● **DIRECTIONS**
Rewrite every line of the records below as a single numbered list, skipping blank lines and leaving out the pictures.

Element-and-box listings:
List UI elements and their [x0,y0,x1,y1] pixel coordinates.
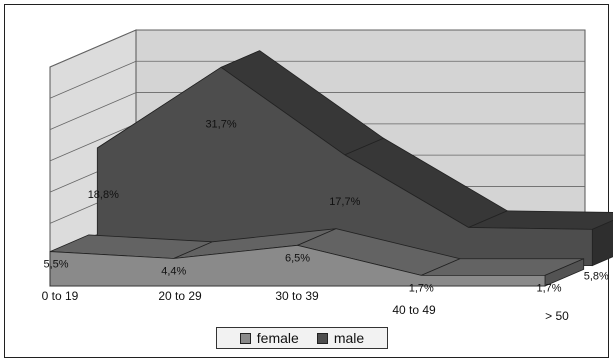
data-label-female: 1,7% [409,282,434,294]
legend-swatch-female [239,332,251,344]
chart-legend: female male [216,327,388,349]
x-tick-label: 20 to 29 [158,289,202,303]
x-tick-label: > 50 [545,309,569,323]
data-label-female: 6,5% [285,252,310,264]
x-tick-label: 30 to 39 [275,289,319,303]
legend-item-female: female [239,330,299,346]
gridline-side [49,60,137,99]
legend-swatch-male [316,332,328,344]
legend-label-male: male [333,330,365,346]
x-tick-label: 0 to 19 [42,289,79,303]
data-label-male: 31,7% [205,118,236,130]
gridline-side [49,123,137,162]
series-face-female [49,244,546,287]
data-label-female: 5,5% [43,259,68,271]
legend-label-female: female [256,330,299,346]
gridline-side [49,29,137,68]
x-tick-label: 40 to 49 [392,303,436,317]
data-label-female: 1,7% [536,282,561,294]
data-label-male: 18,8% [88,189,119,201]
data-label-male: 17,7% [329,196,360,208]
series-face-male [96,66,593,267]
legend-item-male: male [316,330,365,346]
gridline-side [49,92,137,130]
data-label-female: 4,4% [161,265,186,277]
data-label-male: 5,8% [584,270,609,282]
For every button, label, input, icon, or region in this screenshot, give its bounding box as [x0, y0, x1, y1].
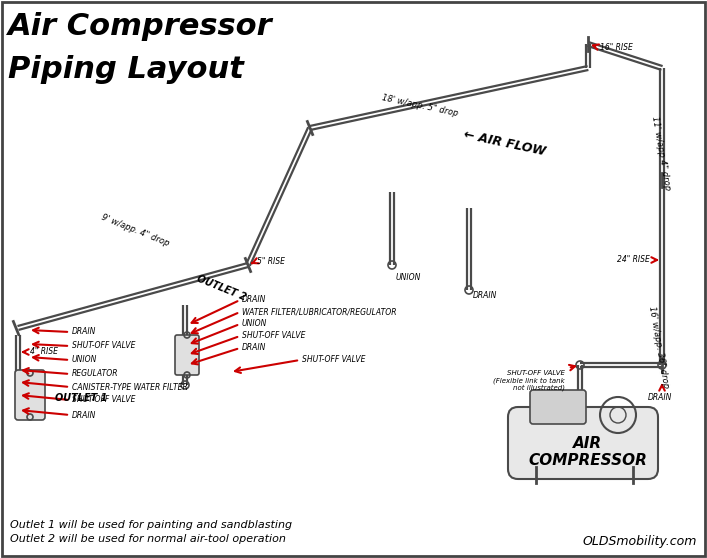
Text: 9' w/app. 4" drop: 9' w/app. 4" drop: [100, 213, 170, 248]
Text: Outlet 1 will be used for painting and sandblasting: Outlet 1 will be used for painting and s…: [10, 520, 292, 530]
FancyBboxPatch shape: [175, 335, 199, 375]
Text: SHUT-OFF VALVE: SHUT-OFF VALVE: [72, 396, 136, 405]
Text: DRAIN: DRAIN: [473, 291, 498, 300]
Text: DRAIN: DRAIN: [242, 296, 267, 305]
Text: DRAIN: DRAIN: [72, 328, 96, 336]
Text: SHUT-OFF VALVE: SHUT-OFF VALVE: [72, 341, 136, 350]
Text: 18' w/app. 5" drop: 18' w/app. 5" drop: [381, 93, 459, 118]
Text: 5" RISE: 5" RISE: [257, 257, 285, 266]
Text: DRAIN: DRAIN: [72, 411, 96, 420]
Text: Air Compressor: Air Compressor: [8, 12, 273, 41]
Text: UNION: UNION: [242, 320, 267, 329]
Text: 16" RISE: 16" RISE: [600, 42, 633, 51]
FancyBboxPatch shape: [15, 370, 45, 420]
Text: UNION: UNION: [72, 355, 98, 364]
Text: OUTLET 1: OUTLET 1: [55, 393, 107, 403]
Text: 4" RISE: 4" RISE: [30, 348, 58, 357]
Text: ← AIR FLOW: ← AIR FLOW: [462, 128, 547, 158]
Text: 11' w/app 4" drop: 11' w/app 4" drop: [650, 115, 672, 190]
FancyBboxPatch shape: [508, 407, 658, 479]
Text: 16' w/app. 36" drop: 16' w/app. 36" drop: [647, 305, 670, 388]
Text: SHUT-OFF VALVE: SHUT-OFF VALVE: [302, 355, 366, 364]
Text: Outlet 2 will be used for normal air-tool operation: Outlet 2 will be used for normal air-too…: [10, 534, 286, 544]
Text: REGULATOR: REGULATOR: [72, 369, 119, 378]
Text: OUTLET 2: OUTLET 2: [195, 273, 247, 302]
FancyBboxPatch shape: [530, 390, 586, 424]
Text: DRAIN: DRAIN: [242, 344, 267, 353]
Text: AIR
COMPRESSOR: AIR COMPRESSOR: [529, 436, 648, 468]
Text: DRAIN: DRAIN: [648, 393, 672, 402]
Text: SHUT-OFF VALVE: SHUT-OFF VALVE: [242, 331, 305, 340]
Text: UNION: UNION: [396, 273, 421, 282]
Text: OLDSmobility.com: OLDSmobility.com: [583, 535, 697, 548]
Text: SHUT-OFF VALVE
(Flexible link to tank
not illustrated): SHUT-OFF VALVE (Flexible link to tank no…: [493, 370, 565, 391]
Text: Piping Layout: Piping Layout: [8, 55, 244, 84]
Text: 24" RISE: 24" RISE: [617, 256, 650, 264]
Text: WATER FILTER/LUBRICATOR/REGULATOR: WATER FILTER/LUBRICATOR/REGULATOR: [242, 307, 397, 316]
Text: CANISTER-TYPE WATER FILTER: CANISTER-TYPE WATER FILTER: [72, 382, 188, 392]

● **FINISHED ANSWER**
1. List UI elements and their [x0,y0,x1,y1] pixel coordinates.
2. data-label-female: 1,7% [409,282,434,294]
3. legend-swatch-female [239,332,251,344]
4. chart-legend: female male [216,327,388,349]
5. x-tick-label: 20 to 29 [158,289,202,303]
6. x-tick-label: > 50 [545,309,569,323]
7. data-label-female: 6,5% [285,252,310,264]
8. x-tick-label: 30 to 39 [275,289,319,303]
9. legend-item-female: female [239,330,299,346]
10. gridline-side [49,60,137,99]
11. legend-swatch-male [316,332,328,344]
12. legend-label-male: male [333,330,365,346]
13. x-tick-label: 0 to 19 [42,289,79,303]
14. data-label-male: 31,7% [205,118,236,130]
15. gridline-side [49,123,137,162]
16. series-face-female [49,244,546,287]
17. data-label-female: 5,5% [43,259,68,271]
18. legend-label-female: female [256,330,299,346]
19. gridline-side [49,29,137,68]
20. x-tick-label: 40 to 49 [392,303,436,317]
21. data-label-female: 1,7% [536,282,561,294]
22. data-label-male: 18,8% [88,189,119,201]
23. data-label-male: 17,7% [329,196,360,208]
24. series-face-male [96,66,593,267]
25. legend-item-male: male [316,330,365,346]
26. gridline-side [49,92,137,130]
27. data-label-female: 4,4% [161,265,186,277]
28. data-label-male: 5,8% [584,270,609,282]
29. For every button, label, input, icon, or region in this screenshot, give its bounding box as [x0, y0, x1, y1].
30. Text: 9' w/app. 4" drop: 9' w/app. 4" drop: [100, 213, 170, 248]
31. Text: Outlet 1 will be used for painting and sandblasting: Outlet 1 will be used for painting and s…: [10, 520, 292, 530]
32. FancyBboxPatch shape: [175, 335, 199, 375]
33. Text: SHUT-OFF VALVE: SHUT-OFF VALVE: [72, 396, 136, 405]
34. Text: DRAIN: DRAIN: [473, 291, 498, 300]
35. Text: DRAIN: DRAIN: [242, 296, 267, 305]
36. Text: DRAIN: DRAIN: [72, 328, 96, 336]
37. Text: SHUT-OFF VALVE: SHUT-OFF VALVE: [72, 341, 136, 350]
38. Text: 18' w/app. 5" drop: 18' w/app. 5" drop: [381, 93, 459, 118]
39. Text: 5" RISE: 5" RISE: [257, 257, 285, 266]
40. Text: DRAIN: DRAIN: [72, 411, 96, 420]
41. Text: Air Compressor: Air Compressor: [8, 12, 273, 41]
42. Text: UNION: UNION: [242, 320, 267, 329]
43. Text: 16" RISE: 16" RISE: [600, 42, 633, 51]
44. FancyBboxPatch shape: [15, 370, 45, 420]
45. Text: UNION: UNION: [72, 355, 98, 364]
46. Text: OUTLET 1: OUTLET 1: [55, 393, 107, 403]
47. Text: 4" RISE: 4" RISE: [30, 348, 58, 357]
48. Text: ← AIR FLOW: ← AIR FLOW: [462, 128, 547, 158]
49. Text: 11' w/app 4" drop: 11' w/app 4" drop: [650, 115, 672, 190]
50. FancyBboxPatch shape: [508, 407, 658, 479]
51. Text: 16' w/app. 36" drop: 16' w/app. 36" drop: [647, 305, 670, 388]
52. Text: SHUT-OFF VALVE: SHUT-OFF VALVE: [302, 355, 366, 364]
53. Text: Outlet 2 will be used for normal air-tool operation: Outlet 2 will be used for normal air-too…: [10, 534, 286, 544]
54. Text: REGULATOR: REGULATOR: [72, 369, 119, 378]
55. Text: OUTLET 2: OUTLET 2: [195, 273, 247, 302]
56. FancyBboxPatch shape: [530, 390, 586, 424]
57. Text: DRAIN: DRAIN: [242, 344, 267, 353]
58. Text: AIR
59. COMPRESSOR: AIR COMPRESSOR: [529, 436, 648, 468]
60. Text: DRAIN: DRAIN: [648, 393, 672, 402]
61. Text: SHUT-OFF VALVE: SHUT-OFF VALVE: [242, 331, 305, 340]
62. Text: UNION: UNION: [396, 273, 421, 282]
63. Text: OLDSmobility.com: OLDSmobility.com: [583, 535, 697, 548]
64. Text: SHUT-OFF VALVE
65. (Flexible link to tank
66. not illustrated): SHUT-OFF VALVE (Flexible link to tank no…: [493, 370, 565, 391]
67. Text: Piping Layout: Piping Layout: [8, 55, 244, 84]
68. Text: 24" RISE: 24" RISE: [617, 256, 650, 264]
69. Text: WATER FILTER/LUBRICATOR/REGULATOR: WATER FILTER/LUBRICATOR/REGULATOR: [242, 307, 397, 316]
70. Text: CANISTER-TYPE WATER FILTER: CANISTER-TYPE WATER FILTER: [72, 382, 188, 392]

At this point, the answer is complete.